Page element annotations
· · ·

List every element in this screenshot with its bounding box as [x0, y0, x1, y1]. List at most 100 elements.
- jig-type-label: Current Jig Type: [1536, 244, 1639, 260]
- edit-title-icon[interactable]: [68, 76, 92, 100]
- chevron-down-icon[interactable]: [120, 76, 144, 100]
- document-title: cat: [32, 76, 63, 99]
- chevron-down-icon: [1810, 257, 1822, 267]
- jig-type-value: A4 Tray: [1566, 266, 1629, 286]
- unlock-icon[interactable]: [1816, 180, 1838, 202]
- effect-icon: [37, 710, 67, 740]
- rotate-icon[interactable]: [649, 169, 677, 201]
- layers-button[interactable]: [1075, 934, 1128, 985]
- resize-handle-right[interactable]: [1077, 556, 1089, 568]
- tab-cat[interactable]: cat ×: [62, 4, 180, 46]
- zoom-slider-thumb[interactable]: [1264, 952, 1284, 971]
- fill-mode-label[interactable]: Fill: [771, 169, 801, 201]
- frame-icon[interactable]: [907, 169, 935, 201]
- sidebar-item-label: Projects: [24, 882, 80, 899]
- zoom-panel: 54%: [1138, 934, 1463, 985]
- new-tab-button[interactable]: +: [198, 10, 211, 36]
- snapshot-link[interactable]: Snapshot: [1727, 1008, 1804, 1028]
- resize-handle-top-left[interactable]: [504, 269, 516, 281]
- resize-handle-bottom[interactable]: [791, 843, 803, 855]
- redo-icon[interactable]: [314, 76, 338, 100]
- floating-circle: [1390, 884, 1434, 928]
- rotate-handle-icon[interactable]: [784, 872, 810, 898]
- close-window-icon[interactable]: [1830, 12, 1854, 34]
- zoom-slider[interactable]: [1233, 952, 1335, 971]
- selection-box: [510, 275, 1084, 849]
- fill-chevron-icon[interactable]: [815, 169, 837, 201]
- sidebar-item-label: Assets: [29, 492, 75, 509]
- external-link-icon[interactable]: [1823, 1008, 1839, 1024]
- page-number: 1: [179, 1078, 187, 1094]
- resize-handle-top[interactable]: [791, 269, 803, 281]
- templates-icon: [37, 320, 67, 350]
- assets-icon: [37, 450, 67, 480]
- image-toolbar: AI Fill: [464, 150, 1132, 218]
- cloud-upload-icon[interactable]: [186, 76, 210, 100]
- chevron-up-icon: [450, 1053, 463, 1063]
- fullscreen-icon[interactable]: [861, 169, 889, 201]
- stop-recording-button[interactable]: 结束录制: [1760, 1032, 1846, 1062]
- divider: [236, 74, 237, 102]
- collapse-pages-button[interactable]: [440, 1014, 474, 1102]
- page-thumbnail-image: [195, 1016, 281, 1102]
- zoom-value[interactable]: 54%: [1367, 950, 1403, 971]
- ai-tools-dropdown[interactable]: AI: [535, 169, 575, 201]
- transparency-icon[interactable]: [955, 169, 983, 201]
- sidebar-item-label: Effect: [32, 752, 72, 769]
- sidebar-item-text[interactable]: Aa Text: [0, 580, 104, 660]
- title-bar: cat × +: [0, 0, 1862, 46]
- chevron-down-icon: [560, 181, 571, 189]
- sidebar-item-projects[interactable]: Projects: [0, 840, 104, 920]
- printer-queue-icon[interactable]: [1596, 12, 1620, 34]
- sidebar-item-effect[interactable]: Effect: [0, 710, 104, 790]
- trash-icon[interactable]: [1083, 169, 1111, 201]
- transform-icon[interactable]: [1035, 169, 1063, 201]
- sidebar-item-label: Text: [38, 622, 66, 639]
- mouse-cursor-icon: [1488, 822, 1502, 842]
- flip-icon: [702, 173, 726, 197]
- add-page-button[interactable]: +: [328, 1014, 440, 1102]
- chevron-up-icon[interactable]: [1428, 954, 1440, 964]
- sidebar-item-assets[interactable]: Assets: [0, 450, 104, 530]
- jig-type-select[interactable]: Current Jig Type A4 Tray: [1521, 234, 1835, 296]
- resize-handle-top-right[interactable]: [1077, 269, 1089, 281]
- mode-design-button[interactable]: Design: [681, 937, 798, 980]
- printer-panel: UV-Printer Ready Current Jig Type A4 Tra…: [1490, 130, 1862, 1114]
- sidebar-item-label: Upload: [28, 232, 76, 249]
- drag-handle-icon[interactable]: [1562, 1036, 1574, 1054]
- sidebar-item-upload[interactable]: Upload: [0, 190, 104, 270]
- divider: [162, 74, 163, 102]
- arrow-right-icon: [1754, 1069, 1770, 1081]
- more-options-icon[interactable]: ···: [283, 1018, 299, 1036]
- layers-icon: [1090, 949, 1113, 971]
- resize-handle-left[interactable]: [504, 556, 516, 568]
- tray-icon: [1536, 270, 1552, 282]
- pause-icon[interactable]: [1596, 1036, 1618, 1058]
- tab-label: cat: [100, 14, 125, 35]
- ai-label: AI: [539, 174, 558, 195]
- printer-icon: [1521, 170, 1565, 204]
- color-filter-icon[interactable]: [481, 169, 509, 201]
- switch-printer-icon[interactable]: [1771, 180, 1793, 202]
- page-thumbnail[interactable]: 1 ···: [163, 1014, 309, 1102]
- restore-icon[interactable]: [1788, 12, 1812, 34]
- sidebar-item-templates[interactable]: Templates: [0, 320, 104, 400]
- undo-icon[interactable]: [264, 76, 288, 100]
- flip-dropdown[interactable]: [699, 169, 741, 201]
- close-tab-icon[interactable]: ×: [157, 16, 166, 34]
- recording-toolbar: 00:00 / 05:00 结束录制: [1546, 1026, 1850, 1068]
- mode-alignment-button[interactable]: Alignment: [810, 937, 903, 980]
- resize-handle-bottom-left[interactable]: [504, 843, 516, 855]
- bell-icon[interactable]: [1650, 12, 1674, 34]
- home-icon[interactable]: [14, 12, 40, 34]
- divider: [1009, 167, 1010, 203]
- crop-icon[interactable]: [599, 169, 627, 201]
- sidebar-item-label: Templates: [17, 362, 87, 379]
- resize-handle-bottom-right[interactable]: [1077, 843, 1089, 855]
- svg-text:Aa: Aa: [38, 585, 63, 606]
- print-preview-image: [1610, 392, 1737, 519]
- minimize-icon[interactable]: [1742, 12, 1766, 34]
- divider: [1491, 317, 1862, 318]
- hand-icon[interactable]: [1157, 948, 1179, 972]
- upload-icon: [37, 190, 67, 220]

· · ·

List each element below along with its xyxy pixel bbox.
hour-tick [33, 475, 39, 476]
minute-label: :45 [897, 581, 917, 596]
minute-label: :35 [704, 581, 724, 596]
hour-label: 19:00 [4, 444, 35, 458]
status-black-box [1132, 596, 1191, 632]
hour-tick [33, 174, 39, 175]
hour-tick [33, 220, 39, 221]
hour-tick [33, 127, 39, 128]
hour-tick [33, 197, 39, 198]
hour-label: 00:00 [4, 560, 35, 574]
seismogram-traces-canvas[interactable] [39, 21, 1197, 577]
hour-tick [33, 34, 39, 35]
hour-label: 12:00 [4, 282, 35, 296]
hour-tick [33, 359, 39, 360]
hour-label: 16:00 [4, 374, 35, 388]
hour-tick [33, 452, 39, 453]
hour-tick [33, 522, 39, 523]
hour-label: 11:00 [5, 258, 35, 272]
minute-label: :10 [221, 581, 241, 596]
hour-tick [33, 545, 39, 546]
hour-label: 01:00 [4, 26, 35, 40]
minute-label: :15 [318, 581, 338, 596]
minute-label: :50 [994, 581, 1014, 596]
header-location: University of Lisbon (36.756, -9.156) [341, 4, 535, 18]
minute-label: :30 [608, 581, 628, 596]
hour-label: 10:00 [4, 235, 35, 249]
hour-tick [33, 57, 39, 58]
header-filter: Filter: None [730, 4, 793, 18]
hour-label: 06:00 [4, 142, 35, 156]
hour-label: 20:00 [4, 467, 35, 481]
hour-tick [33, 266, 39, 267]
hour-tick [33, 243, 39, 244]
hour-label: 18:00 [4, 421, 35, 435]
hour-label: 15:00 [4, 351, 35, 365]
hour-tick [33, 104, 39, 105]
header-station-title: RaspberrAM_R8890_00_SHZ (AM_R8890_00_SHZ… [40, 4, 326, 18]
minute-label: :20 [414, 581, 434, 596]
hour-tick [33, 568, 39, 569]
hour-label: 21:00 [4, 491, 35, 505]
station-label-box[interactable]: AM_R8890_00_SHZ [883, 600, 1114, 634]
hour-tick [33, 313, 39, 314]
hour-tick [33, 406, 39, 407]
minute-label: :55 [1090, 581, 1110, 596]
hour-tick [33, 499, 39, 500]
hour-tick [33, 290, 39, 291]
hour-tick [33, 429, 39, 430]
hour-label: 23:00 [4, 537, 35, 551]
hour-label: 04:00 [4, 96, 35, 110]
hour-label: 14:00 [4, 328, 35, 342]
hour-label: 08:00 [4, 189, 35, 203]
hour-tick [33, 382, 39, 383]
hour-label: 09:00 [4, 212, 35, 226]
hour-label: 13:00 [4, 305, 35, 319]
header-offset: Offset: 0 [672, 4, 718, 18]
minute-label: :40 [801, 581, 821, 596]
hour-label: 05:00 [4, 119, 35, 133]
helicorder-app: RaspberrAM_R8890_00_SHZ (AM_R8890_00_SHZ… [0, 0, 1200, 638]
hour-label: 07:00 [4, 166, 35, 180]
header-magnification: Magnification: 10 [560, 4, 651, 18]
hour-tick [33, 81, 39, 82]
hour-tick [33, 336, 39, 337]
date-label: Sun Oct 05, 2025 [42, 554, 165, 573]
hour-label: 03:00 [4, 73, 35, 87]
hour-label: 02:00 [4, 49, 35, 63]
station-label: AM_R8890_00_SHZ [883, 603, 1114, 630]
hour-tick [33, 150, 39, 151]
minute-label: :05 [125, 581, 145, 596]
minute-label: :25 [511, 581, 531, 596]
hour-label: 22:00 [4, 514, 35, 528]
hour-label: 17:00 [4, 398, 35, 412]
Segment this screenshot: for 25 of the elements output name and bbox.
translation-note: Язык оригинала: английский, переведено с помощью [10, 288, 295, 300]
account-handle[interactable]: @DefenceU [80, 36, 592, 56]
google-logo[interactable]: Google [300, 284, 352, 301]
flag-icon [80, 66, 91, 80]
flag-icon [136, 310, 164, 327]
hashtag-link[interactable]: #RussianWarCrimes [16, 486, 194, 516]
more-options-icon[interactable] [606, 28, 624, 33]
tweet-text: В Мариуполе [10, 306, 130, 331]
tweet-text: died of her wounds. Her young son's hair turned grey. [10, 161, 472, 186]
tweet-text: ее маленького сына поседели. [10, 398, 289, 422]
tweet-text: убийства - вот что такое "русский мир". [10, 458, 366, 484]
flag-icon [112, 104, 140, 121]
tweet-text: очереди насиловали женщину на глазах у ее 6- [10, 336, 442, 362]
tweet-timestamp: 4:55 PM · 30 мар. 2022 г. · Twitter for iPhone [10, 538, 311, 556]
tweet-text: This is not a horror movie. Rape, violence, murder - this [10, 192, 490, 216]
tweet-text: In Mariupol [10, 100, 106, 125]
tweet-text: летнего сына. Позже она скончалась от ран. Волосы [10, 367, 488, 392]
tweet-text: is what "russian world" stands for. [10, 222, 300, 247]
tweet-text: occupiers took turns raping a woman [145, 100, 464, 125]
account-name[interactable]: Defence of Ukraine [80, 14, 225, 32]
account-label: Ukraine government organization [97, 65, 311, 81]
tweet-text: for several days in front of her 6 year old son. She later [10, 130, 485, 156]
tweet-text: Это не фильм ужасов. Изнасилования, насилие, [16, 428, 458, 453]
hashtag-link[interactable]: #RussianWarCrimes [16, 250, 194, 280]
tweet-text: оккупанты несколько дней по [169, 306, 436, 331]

· · ·

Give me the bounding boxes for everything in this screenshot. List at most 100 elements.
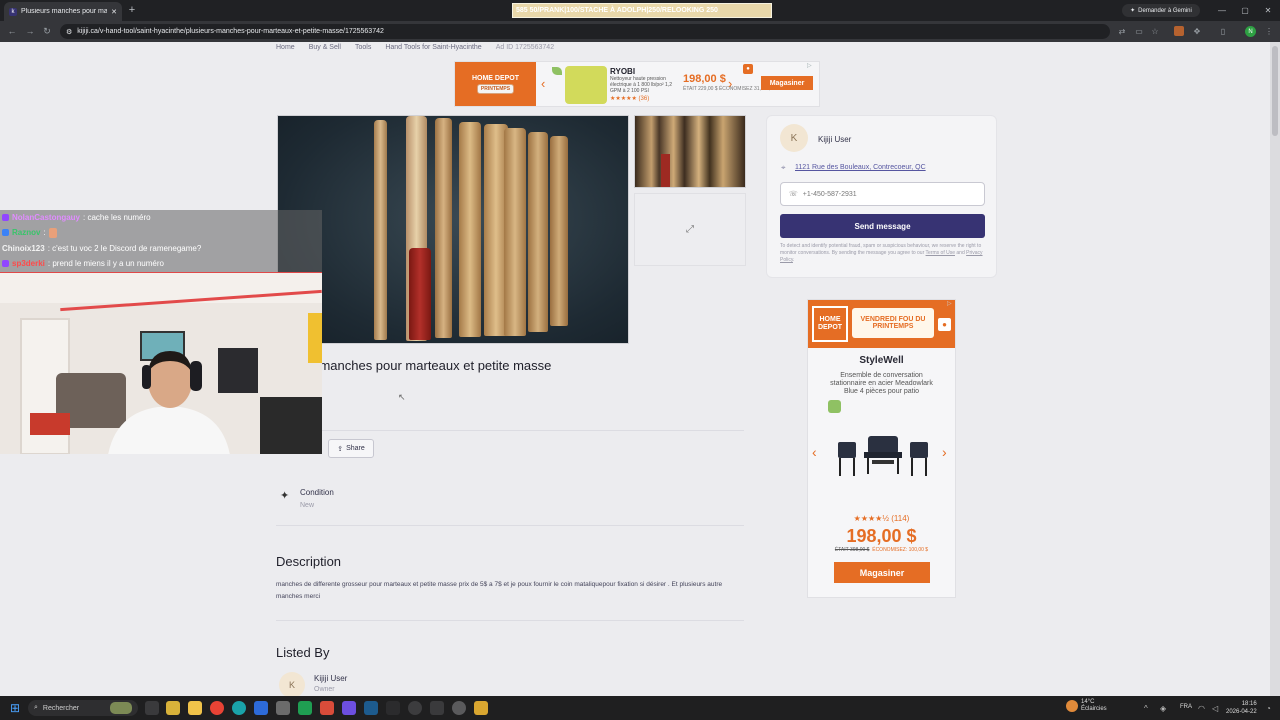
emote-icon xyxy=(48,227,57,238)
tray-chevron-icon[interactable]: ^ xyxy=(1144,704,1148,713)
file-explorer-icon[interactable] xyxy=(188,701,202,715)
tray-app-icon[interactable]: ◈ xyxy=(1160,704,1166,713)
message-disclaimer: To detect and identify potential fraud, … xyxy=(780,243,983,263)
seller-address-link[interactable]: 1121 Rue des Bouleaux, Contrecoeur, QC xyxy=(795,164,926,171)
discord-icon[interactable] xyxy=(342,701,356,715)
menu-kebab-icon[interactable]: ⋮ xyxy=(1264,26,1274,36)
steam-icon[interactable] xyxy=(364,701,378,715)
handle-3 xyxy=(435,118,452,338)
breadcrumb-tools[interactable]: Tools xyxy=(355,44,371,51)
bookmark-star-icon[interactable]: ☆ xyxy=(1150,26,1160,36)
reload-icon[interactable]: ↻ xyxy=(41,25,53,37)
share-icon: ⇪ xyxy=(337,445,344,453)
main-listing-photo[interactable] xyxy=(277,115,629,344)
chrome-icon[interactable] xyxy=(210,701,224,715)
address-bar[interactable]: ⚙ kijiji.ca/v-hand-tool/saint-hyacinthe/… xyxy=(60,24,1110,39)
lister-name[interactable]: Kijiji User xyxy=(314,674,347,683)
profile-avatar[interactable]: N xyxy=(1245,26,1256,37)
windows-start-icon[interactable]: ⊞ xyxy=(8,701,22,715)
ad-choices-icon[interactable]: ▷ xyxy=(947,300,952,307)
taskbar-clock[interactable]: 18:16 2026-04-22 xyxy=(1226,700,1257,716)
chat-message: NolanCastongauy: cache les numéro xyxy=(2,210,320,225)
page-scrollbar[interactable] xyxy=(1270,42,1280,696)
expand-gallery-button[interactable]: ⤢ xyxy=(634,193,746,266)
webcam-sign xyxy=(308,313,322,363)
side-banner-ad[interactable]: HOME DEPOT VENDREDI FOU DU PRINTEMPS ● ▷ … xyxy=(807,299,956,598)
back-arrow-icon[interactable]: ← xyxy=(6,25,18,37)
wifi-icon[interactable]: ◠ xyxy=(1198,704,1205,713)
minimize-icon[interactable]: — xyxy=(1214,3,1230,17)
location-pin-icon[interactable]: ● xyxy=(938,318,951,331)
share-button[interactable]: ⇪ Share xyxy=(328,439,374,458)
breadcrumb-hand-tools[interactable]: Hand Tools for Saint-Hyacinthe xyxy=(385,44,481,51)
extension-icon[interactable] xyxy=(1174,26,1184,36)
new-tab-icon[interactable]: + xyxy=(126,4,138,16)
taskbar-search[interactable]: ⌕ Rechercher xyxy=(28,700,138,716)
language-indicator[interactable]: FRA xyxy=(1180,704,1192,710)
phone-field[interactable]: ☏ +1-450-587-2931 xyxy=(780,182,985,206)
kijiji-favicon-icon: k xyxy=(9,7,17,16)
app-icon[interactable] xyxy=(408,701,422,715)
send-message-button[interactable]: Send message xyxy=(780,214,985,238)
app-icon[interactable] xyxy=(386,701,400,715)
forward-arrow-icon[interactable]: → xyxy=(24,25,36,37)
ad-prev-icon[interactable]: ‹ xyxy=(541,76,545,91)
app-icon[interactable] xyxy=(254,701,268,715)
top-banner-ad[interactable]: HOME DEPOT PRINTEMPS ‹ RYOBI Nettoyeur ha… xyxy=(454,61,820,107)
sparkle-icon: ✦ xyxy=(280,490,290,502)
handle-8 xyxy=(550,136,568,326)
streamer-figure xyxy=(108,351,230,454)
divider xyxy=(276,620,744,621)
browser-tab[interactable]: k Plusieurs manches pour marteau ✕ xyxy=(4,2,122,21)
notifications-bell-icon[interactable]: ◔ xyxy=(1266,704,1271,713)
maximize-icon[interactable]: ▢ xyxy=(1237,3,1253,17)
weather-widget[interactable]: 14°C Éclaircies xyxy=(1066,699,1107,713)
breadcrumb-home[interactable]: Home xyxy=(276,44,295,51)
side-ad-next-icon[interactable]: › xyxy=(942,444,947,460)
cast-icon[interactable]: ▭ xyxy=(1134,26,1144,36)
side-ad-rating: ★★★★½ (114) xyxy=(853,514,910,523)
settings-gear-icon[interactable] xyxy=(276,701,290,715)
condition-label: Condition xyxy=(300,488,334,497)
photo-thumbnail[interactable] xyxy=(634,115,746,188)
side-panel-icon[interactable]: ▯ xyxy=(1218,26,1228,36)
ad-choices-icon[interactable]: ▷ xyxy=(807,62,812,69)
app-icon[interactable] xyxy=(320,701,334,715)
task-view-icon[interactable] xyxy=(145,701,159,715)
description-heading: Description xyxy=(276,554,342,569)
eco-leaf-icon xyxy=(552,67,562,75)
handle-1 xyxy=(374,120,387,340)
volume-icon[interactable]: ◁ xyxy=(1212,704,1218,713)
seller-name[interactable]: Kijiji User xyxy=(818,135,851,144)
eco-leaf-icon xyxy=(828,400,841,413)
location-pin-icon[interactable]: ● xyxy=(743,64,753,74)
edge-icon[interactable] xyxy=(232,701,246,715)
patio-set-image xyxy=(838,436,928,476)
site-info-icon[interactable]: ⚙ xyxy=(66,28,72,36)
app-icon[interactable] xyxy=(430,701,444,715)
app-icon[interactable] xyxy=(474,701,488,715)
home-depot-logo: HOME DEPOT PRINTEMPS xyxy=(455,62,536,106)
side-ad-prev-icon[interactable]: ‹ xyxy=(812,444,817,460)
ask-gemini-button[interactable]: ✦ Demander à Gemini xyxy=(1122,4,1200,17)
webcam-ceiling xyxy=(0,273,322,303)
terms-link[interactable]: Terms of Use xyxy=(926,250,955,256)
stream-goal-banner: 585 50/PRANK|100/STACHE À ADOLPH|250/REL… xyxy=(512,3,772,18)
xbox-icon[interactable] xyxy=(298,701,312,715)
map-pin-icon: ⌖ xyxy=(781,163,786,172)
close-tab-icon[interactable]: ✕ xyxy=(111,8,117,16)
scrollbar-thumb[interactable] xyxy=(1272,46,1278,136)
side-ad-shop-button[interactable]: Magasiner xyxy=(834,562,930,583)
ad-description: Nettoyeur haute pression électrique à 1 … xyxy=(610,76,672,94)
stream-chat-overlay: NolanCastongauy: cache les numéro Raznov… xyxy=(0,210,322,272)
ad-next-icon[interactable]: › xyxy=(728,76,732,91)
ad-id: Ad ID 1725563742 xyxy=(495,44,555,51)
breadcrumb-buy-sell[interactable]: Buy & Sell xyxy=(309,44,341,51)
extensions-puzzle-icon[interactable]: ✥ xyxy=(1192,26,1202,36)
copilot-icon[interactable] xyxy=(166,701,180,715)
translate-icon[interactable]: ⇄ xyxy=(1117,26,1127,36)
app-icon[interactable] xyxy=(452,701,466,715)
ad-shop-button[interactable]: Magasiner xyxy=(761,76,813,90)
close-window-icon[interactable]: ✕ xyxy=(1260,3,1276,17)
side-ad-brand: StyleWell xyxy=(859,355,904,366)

· · ·

GIVEN PROBLEM: Recast the lines from the one containing "List each element" through the one containing "seismogram-traces-canvas[interactable] [39, 21, 1197, 577]", inclusive, as a JSON list of strings with one string per line, leaving out any blank lines.

THE OUTPUT:
[
  "List each element below along with its xyxy pixel bbox.",
  "hour-tick [33, 475, 39, 476]",
  "minute-label: :45 [897, 581, 917, 596]",
  "minute-label: :35 [704, 581, 724, 596]",
  "hour-label: 19:00 [4, 444, 35, 458]",
  "status-black-box [1132, 596, 1191, 632]",
  "hour-tick [33, 174, 39, 175]",
  "hour-tick [33, 220, 39, 221]",
  "hour-tick [33, 127, 39, 128]",
  "hour-tick [33, 197, 39, 198]",
  "hour-label: 00:00 [4, 560, 35, 574]",
  "seismogram-traces-canvas[interactable] [39, 21, 1197, 577]"
]